Дни стояли напряженные. Никогда еще не было у меня в отряде столько работы и забот: «минный вуз», подготовка диверсии Янукевича и Ветлугина, подготовка и выполнение повседневных мелких диверсий, писать о которых нет возможности, ибо их были десятки и десятки.

Днем у меня не оставалось времени для «личных переживаний». Но ночи были страшные. Коротким, тревожным сном удавалось забыться только к утру. Но и во сне думал я об Елене Ивановне, кошмары мучили меня.

Она вернулась только на пятый день — возбужденная, все еще переполненная впечатлениями недавнего боя.

С хутора Красного она выехала со связным марьинцев и с санитарами спокойно, не спеша. Пересекли они лес, обогнули [216] два хутора, занятые немцами. Уже смеркалось, но луна еще не вставала. Когда въехали в густой орешник, услышали со стороны Азовки частую стрельбу очередями. Где-то далеко заливались пулеметы и выли мины.

Здесь пришлось пришпорить лошадей. Рыжая лошадка жены вела себя достойно: уж на что хороши кони у марьинцев, а она не отставала от связного ни на шаг.

У опушки встретили двух дозорных. Они только что были в Азовке и коротко рассказали Елене Ивановне: немцы, решив, очевидно, что марьинцы будут заняты празднованием октябрьской годовщины, повели наступление. Бой разгорался на подступах к хутору. Схватка жестокая. В Азовке уже есть раненые.

Елена Ивановна со связным мчалась так, что ветер свистел в ушах. Санитары отстали.

В Азовку прискакали, когда из-за гор только что показалась луна. Справа от хутора, на взгорье, что подковой окружает Азовку, шел бой: били тяжелые пулеметы, визжали мины.

В штабе Елена Ивановна застала командира марьинцев. Он сказал, что положение серьезное: силы слишком неравны — из соседней станицы вышли немецкие танки.

В это время в хату внесли раненого. Рана оказалась тяжелой — надо было немедленно оперировать.

Мельников был санитаром опытным, он быстро все приготовил. С трудом удалось Елене Ивановне вынуть осколок. Она промыла, перевязала рану и только тут заметила, что бой идет уже в самом хуторе. На улице было светло как днем: сияла луна и горели хаты. Где-то совсем рядом бил пулемет. По улице несся тяжелый танк…

Елена Ивановна увидела, как рядом с ней, словно из-под земли, появился партизан. Он поднял гранату. Но, очевидно, из танка его заметили. Раздалась короткая пулеметная очередь — и партизан упал прямо под гусеницы танка.

Жена бросилась к нему, схватила за ногу, сколько было сил, потянула на себя. Танк пронесся в метре от них.

Марьинца ранило в голову. Надо было немедленно сделать перевязку. А рядом уже грохотал второй танк, за ним третий.

Подбежали санитары, унесли раненого. Мельников, схватив Елену Ивановну под руку, втащил ее обратно в штаб.

Танки били из пулеметов. Свистели пули, цокали о что-то металлическое в крыльце.

ЗАДАНИЕ 1:
На какой день вернулась Елена Ивановна, если верить отрывку о бое в Азовке?
ЗАДАНИЕ 2:
Подхвати отрывок о бое в Азовке и допиши к нему несколько абзацев, начиная сразу после его последней фразы.

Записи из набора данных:
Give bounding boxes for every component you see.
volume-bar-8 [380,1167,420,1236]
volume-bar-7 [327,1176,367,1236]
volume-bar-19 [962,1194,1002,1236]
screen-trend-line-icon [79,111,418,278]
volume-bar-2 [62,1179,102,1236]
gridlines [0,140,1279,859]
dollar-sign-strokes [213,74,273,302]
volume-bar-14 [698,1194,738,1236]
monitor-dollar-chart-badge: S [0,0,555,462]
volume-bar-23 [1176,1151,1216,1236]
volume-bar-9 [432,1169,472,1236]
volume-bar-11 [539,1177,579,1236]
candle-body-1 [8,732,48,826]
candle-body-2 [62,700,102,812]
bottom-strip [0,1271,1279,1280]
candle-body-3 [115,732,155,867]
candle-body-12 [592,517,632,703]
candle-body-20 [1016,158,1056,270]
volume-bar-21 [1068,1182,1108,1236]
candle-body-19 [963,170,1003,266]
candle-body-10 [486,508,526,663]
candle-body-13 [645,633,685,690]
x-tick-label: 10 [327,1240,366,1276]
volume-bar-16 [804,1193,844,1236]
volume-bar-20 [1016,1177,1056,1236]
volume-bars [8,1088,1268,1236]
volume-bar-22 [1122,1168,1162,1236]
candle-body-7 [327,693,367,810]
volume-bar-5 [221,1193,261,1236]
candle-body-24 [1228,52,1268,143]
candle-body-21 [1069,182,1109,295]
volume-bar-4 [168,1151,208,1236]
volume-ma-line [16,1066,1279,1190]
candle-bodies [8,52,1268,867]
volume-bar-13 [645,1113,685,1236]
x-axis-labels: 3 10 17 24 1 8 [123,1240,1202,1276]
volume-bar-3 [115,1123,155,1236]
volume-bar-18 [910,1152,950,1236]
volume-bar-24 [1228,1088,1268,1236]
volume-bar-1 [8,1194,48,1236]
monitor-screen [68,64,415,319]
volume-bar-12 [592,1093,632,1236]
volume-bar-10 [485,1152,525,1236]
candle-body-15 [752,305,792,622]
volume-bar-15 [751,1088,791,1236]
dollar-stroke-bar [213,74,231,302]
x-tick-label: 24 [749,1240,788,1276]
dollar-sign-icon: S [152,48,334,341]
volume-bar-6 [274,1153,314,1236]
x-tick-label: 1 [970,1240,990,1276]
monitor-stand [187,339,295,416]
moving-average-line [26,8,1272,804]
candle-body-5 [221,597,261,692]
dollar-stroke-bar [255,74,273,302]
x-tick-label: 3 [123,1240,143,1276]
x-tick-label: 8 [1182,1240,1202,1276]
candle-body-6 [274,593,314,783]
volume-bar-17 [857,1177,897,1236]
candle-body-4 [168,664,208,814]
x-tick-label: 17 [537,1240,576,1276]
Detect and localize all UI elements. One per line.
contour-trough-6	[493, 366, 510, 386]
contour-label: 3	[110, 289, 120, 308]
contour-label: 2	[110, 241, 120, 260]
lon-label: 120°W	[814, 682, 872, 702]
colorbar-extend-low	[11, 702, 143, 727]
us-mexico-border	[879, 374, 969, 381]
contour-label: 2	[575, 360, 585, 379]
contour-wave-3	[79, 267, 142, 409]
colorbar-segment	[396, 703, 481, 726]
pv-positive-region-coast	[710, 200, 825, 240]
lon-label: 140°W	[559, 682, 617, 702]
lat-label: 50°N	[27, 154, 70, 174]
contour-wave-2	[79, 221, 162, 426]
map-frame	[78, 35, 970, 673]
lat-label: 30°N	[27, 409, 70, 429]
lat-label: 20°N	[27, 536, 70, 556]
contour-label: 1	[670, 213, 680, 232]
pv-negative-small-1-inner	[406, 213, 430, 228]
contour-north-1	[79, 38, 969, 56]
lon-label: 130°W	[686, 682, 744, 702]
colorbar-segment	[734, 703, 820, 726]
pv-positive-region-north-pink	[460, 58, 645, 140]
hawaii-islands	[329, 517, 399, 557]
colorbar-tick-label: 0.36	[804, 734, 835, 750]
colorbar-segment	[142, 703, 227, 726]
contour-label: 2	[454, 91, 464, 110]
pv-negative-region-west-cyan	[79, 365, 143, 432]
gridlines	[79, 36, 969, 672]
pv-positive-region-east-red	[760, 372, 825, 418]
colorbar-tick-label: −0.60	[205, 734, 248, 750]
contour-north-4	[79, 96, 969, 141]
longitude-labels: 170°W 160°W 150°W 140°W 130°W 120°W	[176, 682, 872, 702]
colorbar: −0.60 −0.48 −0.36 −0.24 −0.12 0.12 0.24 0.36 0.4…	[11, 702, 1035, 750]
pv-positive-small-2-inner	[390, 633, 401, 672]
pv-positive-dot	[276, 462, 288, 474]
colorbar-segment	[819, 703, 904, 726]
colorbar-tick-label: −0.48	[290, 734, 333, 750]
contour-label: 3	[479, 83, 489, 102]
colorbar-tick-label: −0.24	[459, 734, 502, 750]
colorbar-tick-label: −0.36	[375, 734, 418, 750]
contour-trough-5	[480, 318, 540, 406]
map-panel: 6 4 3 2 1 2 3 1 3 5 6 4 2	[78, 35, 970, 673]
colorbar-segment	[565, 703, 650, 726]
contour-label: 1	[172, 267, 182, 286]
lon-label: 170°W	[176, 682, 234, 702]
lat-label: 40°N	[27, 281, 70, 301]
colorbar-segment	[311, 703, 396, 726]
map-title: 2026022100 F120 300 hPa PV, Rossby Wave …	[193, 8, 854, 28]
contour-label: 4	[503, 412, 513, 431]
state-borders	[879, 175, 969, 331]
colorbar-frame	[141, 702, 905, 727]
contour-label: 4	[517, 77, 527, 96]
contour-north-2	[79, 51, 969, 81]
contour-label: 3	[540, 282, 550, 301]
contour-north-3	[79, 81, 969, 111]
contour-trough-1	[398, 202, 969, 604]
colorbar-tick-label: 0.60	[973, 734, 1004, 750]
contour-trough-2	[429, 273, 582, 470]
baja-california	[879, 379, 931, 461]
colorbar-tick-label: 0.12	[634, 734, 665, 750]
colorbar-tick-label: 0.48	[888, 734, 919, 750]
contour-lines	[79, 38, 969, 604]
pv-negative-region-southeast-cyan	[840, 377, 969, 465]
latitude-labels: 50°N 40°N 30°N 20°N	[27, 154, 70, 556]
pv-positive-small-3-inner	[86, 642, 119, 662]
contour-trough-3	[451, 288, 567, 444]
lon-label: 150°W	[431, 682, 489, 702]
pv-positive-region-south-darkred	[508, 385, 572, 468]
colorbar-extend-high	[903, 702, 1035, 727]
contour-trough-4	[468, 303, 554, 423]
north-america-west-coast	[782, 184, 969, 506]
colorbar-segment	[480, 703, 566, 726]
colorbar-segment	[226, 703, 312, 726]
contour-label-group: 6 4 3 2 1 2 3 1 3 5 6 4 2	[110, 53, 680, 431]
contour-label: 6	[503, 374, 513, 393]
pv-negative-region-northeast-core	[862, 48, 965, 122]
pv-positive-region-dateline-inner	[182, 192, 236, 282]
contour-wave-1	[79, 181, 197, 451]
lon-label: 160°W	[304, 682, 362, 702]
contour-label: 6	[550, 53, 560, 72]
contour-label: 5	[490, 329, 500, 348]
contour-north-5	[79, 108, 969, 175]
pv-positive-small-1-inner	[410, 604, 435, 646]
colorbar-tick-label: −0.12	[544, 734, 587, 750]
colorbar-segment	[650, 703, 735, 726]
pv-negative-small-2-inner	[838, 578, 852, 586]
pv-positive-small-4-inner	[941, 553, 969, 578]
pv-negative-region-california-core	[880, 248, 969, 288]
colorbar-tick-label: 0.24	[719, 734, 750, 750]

ОТВЕТ 1:
На пятый день.

ОТВЕТ 2:
Мимо промелькнула какая-то фигура — раздался взрыв. [217]

Елена Ивановна обернулась: танк пылает, гусеница перебита гранатой…

Едва она кончила последнюю перевязку, как вбежал начальник штаба: надо уходить. За танками густыми колоннами идет немецкая пехота…

Елена Ивановна с санитарами погрузила раненых на подводы, подобрала все оружие — захватила даже охотничью двустволку и финский нож, оставленный кем-то в штабе. Под обстрелом они ушли в горы, куда немцам не пройти.

Азовка пылала. Немцам достанется только пожарище, подбитые танки и трупы солдат.

В лесу жена организовала походный госпиталь, даже с вливанием противостолбнячной сыворотки.

Раненых было много, и Елене Ивановне пришлось еще не раз ездить в горы: часть раненых марьинцев она отправила на самолетах в Сочи, часть же перевезла к себе в госпиталь на хутор Красный.

* * *

Ветлугин уже заканчивал свой курс в «минном вузе». План будущей диверсии, на которую он шел с Янукевичем, тоже был в основном разработан нами. Через день-два группа должна была выйти на работу.

Но неистовый Ветлугин не находил себе места. Если три ночи подряд ему не удавалось пойти на операцию, — на четвертую он терял сон и покой.

Буквально за сутки до выхода на большую диверсию Ветлугин нашел возможность еще раз посчитаться с гитлеровцами.

Недалеко от разъезда Энем, на территории бывшей машинно-тракторной станции, стоял крупный немецкий склад. В нем хранились боеприпасы. Здания складов были огорожены колючей проволокой. На угловых башенках стояли тяжелые пулеметы. Вокруг — голая ровная степь.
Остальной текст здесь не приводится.